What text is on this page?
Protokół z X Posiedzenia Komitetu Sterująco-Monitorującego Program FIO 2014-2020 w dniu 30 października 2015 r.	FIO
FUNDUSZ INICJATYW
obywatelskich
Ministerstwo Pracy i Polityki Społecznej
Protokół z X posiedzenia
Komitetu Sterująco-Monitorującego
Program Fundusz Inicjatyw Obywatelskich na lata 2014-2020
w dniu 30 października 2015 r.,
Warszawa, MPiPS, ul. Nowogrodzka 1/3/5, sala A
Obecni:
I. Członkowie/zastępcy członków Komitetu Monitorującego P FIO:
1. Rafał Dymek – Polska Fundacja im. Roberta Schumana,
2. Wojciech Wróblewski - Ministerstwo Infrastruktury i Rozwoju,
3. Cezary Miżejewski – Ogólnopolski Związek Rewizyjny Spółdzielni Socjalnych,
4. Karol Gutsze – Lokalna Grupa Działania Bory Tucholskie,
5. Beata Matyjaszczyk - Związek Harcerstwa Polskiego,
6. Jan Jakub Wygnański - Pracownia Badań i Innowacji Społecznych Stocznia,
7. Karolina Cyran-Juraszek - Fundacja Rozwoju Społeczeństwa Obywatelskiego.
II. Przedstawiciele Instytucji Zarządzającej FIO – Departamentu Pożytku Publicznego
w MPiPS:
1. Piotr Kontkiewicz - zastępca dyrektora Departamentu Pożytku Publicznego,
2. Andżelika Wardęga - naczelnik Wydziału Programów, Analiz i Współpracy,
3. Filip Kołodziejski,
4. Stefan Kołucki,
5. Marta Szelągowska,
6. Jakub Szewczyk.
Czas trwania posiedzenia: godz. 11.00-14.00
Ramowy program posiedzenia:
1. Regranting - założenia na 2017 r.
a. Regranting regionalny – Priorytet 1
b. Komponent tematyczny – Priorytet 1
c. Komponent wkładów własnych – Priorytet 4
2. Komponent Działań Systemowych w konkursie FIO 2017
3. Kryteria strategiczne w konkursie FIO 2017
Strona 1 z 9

____

**Exercise objective:** Write each line above out exactly.

**Result of this exercise:**
What text is on this page?
Protokół z X Posiedzenia Komitetu Sterująco-Monitorującego Program FIO 2014-2020 w dniu 30 października 2015 r.	FIO
FUNDUSZ INICJATYW
obywatelskich
Ministerstwo Pracy i Polityki Społecznej
Protokół z X posiedzenia
Komitetu Sterująco-Monitorującego
Program Fundusz Inicjatyw Obywatelskich na lata 2014-2020
w dniu 30 października 2015 r.,
Warszawa, MPiPS, ul. Nowogrodzka 1/3/5, sala A
Obecni:
I. Członkowie/zastępcy członków Komitetu Monitorującego P FIO:
1. Rafał Dymek – Polska Fundacja im. Roberta Schumana,
2. Wojciech Wróblewski - Ministerstwo Infrastruktury i Rozwoju,
3. Cezary Miżejewski – Ogólnopolski Związek Rewizyjny Spółdzielni Socjalnych,
4. Karol Gutsze – Lokalna Grupa Działania Bory Tucholskie,
5. Beata Matyjaszczyk - Związek Harcerstwa Polskiego,
6. Jan Jakub Wygnański - Pracownia Badań i Innowacji Społecznych Stocznia,
7. Karolina Cyran-Juraszek - Fundacja Rozwoju Społeczeństwa Obywatelskiego.
II. Przedstawiciele Instytucji Zarządzającej FIO – Departamentu Pożytku Publicznego
w MPiPS:
1. Piotr Kontkiewicz - zastępca dyrektora Departamentu Pożytku Publicznego,
2. Andżelika Wardęga - naczelnik Wydziału Programów, Analiz i Współpracy,
3. Filip Kołodziejski,
4. Stefan Kołucki,
5. Marta Szelągowska,
6. Jakub Szewczyk.
Czas trwania posiedzenia: godz. 11.00-14.00
Ramowy program posiedzenia:
1. Regranting - założenia na 2017 r.
a. Regranting regionalny – Priorytet 1
b. Komponent tematyczny – Priorytet 1
c. Komponent wkładów własnych – Priorytet 4
2. Komponent Działań Systemowych w konkursie FIO 2017
3. Kryteria strategiczne w konkursie FIO 2017
Strona 1 z 9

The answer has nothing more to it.